# [Written request]
Exactly as written, quote every line that follows, skipping the images.

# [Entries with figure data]
<<<<

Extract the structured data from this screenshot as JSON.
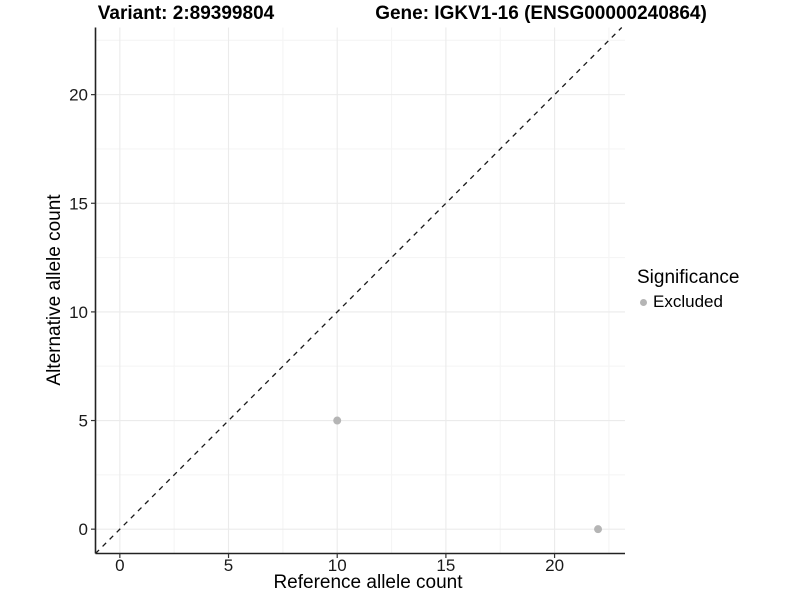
{
  "titles": {
    "variant": "Variant: 2:89399804",
    "gene": "Gene: IGKV1-16 (ENSG00000240864)"
  },
  "chart_data": {
    "type": "scatter",
    "xlabel": "Reference allele count",
    "ylabel": "Alternative allele count",
    "x_ticks": [
      0,
      5,
      10,
      15,
      20
    ],
    "y_ticks": [
      0,
      5,
      10,
      15,
      20
    ],
    "minor_ticks": [
      2.5,
      7.5,
      12.5,
      17.5,
      22.5
    ],
    "xlim": [
      -1.12,
      23.24
    ],
    "ylim": [
      -1.12,
      23.09
    ],
    "grid": true,
    "reference_line": {
      "kind": "identity y=x",
      "style": "dashed",
      "color": "#1a1a1a"
    },
    "series": [
      {
        "name": "Excluded",
        "color": "#b5b5b5",
        "points": [
          {
            "x": 10,
            "y": 5
          },
          {
            "x": 22,
            "y": 0
          }
        ]
      }
    ],
    "legend": {
      "title": "Significance",
      "position": "right",
      "items": [
        {
          "label": "Excluded",
          "color": "#b5b5b5"
        }
      ]
    }
  },
  "colors": {
    "background": "#ffffff",
    "grid_major": "#ebebeb",
    "grid_minor": "#f5f5f5",
    "axis_line": "#222222",
    "tick_mark": "#333333",
    "tick_label": "#1a1a1a",
    "point": "#b5b5b5"
  }
}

>>>>

# [Reply to the task]
Extract the structured data from this screenshot as JSON.
{
  "titles": {
    "variant": "Variant: 2:89399804",
    "gene": "Gene: IGKV1-16 (ENSG00000240864)"
  },
  "chart_data": {
    "type": "scatter",
    "xlabel": "Reference allele count",
    "ylabel": "Alternative allele count",
    "x_ticks": [
      0,
      5,
      10,
      15,
      20
    ],
    "y_ticks": [
      0,
      5,
      10,
      15,
      20
    ],
    "minor_ticks": [
      2.5,
      7.5,
      12.5,
      17.5,
      22.5
    ],
    "xlim": [
      -1.12,
      23.24
    ],
    "ylim": [
      -1.12,
      23.09
    ],
    "grid": true,
    "reference_line": {
      "kind": "identity y=x",
      "style": "dashed",
      "color": "#1a1a1a"
    },
    "series": [
      {
        "name": "Excluded",
        "color": "#b5b5b5",
        "points": [
          {
            "x": 10,
            "y": 5
          },
          {
            "x": 22,
            "y": 0
          }
        ]
      }
    ],
    "legend": {
      "title": "Significance",
      "position": "right",
      "items": [
        {
          "label": "Excluded",
          "color": "#b5b5b5"
        }
      ]
    }
  },
  "colors": {
    "background": "#ffffff",
    "grid_major": "#ebebeb",
    "grid_minor": "#f5f5f5",
    "axis_line": "#222222",
    "tick_mark": "#333333",
    "tick_label": "#1a1a1a",
    "point": "#b5b5b5"
  }
}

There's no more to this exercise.